[Data items]
■ ■ ■ ■

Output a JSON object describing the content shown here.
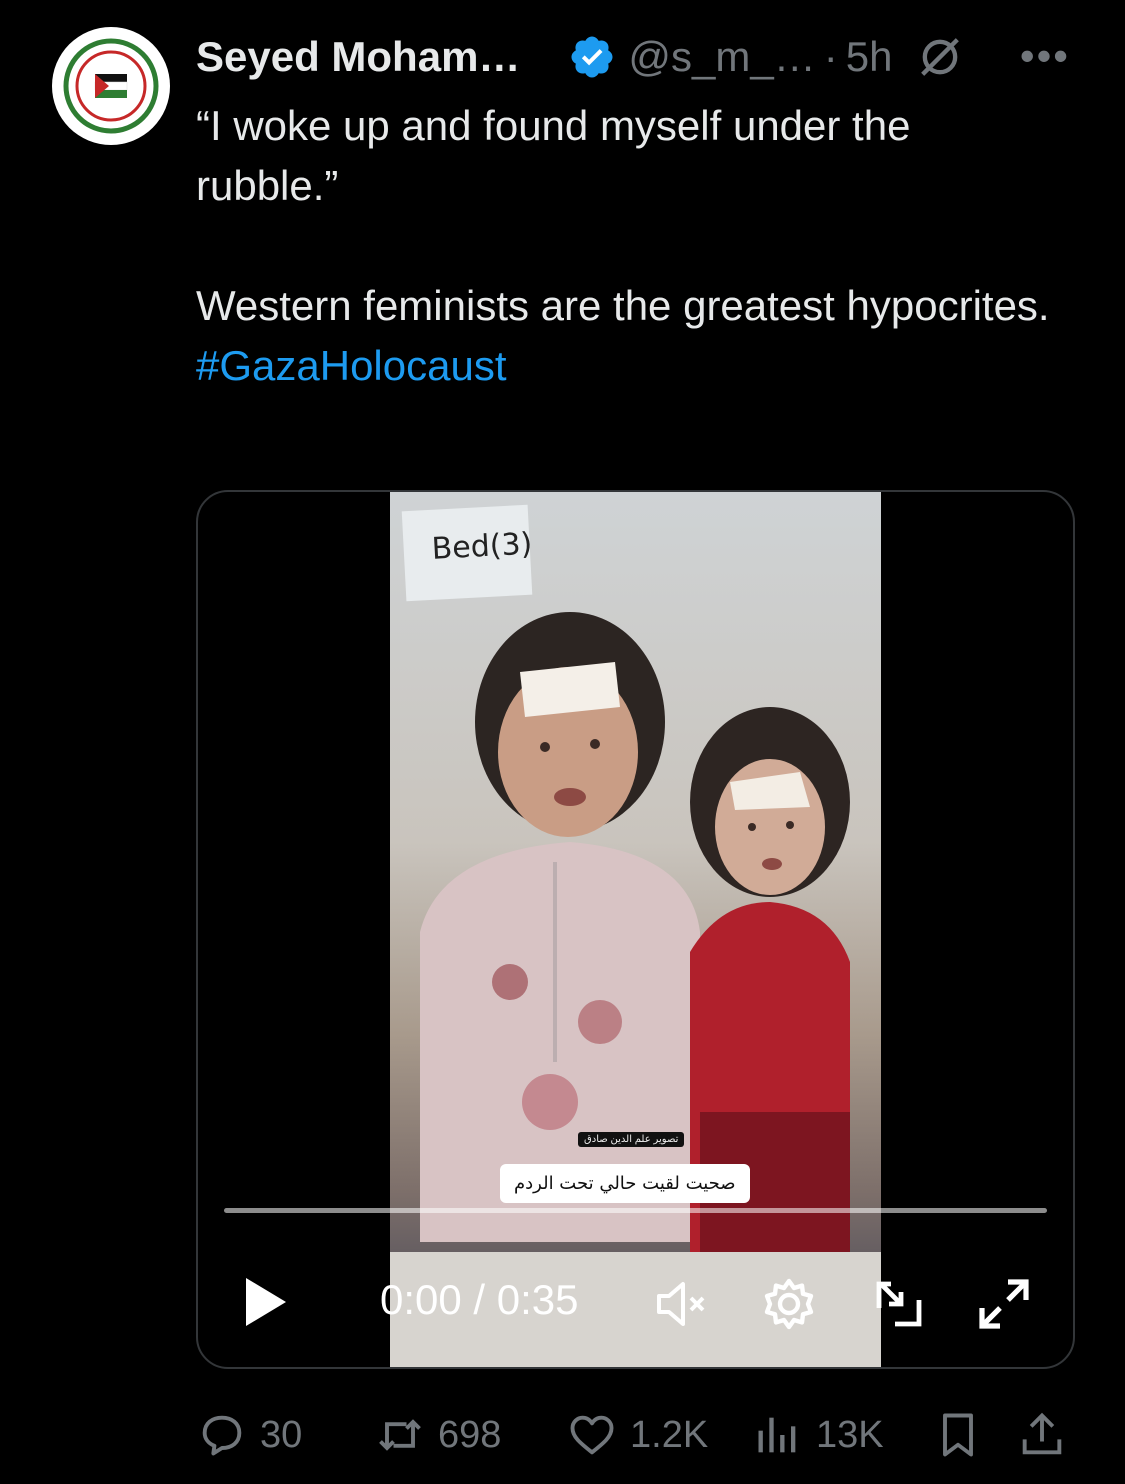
{
  "tweet": {
    "author_name": "Seyed Moham…",
    "handle": "@s_m_…",
    "separator": "·",
    "time": "5h",
    "more": "•••",
    "text_line1": "“I woke up and found myself under the rubble.”",
    "text_line2": "Western feminists are the greatest hypocrites.",
    "hashtag": "#GazaHolocaust"
  },
  "video": {
    "bed_label": "Bed(3)",
    "credit_text": "تصوير علم الدين صادق",
    "subtitle_text": "صحيت لقيت حالي تحت الردم",
    "timecode": "0:00 / 0:35",
    "progress": 0
  },
  "actions": {
    "replies": "30",
    "reposts": "698",
    "likes": "1.2K",
    "views": "13K"
  },
  "colors": {
    "background": "#000000",
    "text": "#e7e9ea",
    "muted": "#71767b",
    "accent": "#1d9bf0"
  },
  "icons": [
    "save-gaza-avatar",
    "verified-badge-icon",
    "no-sign-icon",
    "more-icon",
    "play-icon",
    "mute-icon",
    "settings-icon",
    "minimize-icon",
    "fullscreen-icon",
    "reply-icon",
    "repost-icon",
    "like-icon",
    "views-icon",
    "bookmark-icon",
    "share-icon"
  ]
}
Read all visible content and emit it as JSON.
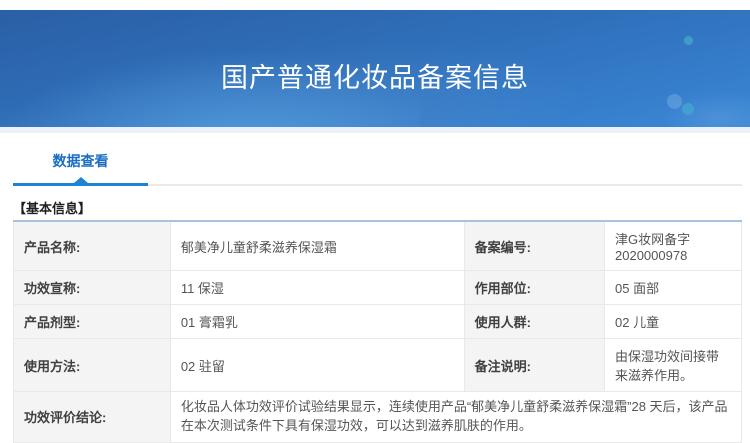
{
  "banner": {
    "title": "国产普通化妆品备案信息"
  },
  "tabs": {
    "active_label": "数据查看"
  },
  "section": {
    "heading": "【基本信息】"
  },
  "basic_info": {
    "rows": [
      {
        "label": "产品名称:",
        "value": "郁美净儿童舒柔滋养保湿霜",
        "label2": "备案编号:",
        "value2": "津G妆网备字2020000978"
      },
      {
        "label": "功效宣称:",
        "value": "11 保湿",
        "label2": "作用部位:",
        "value2": "05 面部"
      },
      {
        "label": "产品剂型:",
        "value": "01 膏霜乳",
        "label2": "使用人群:",
        "value2": "02 儿童"
      },
      {
        "label": "使用方法:",
        "value": "02 驻留",
        "label2": "备注说明:",
        "value2": "由保湿功效间接带来滋养作用。"
      }
    ],
    "conclusion_row": {
      "label": "功效评价结论:",
      "value": "化妆品人体功效评价试验结果显示，连续使用产品“郁美净儿童舒柔滋养保湿霜”28 天后，该产品在本次测试条件下具有保湿功效，可以达到滋养肌肤的作用。"
    }
  },
  "colors": {
    "banner_gradient_start": "#2b5fa5",
    "banner_gradient_end": "#3a87d6",
    "tab_active_text": "#1b6ec2",
    "tab_underline": "#1e83d3",
    "table_top_border": "#a9c3de",
    "label_cell_bg": "#f4f4f4",
    "cell_border": "#e9e9e9",
    "decor_dot_teal": "#48b0c6"
  }
}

■ ■ ■ ■

Above is a listing; report how many of its lines include the word "content", giving the number only.

2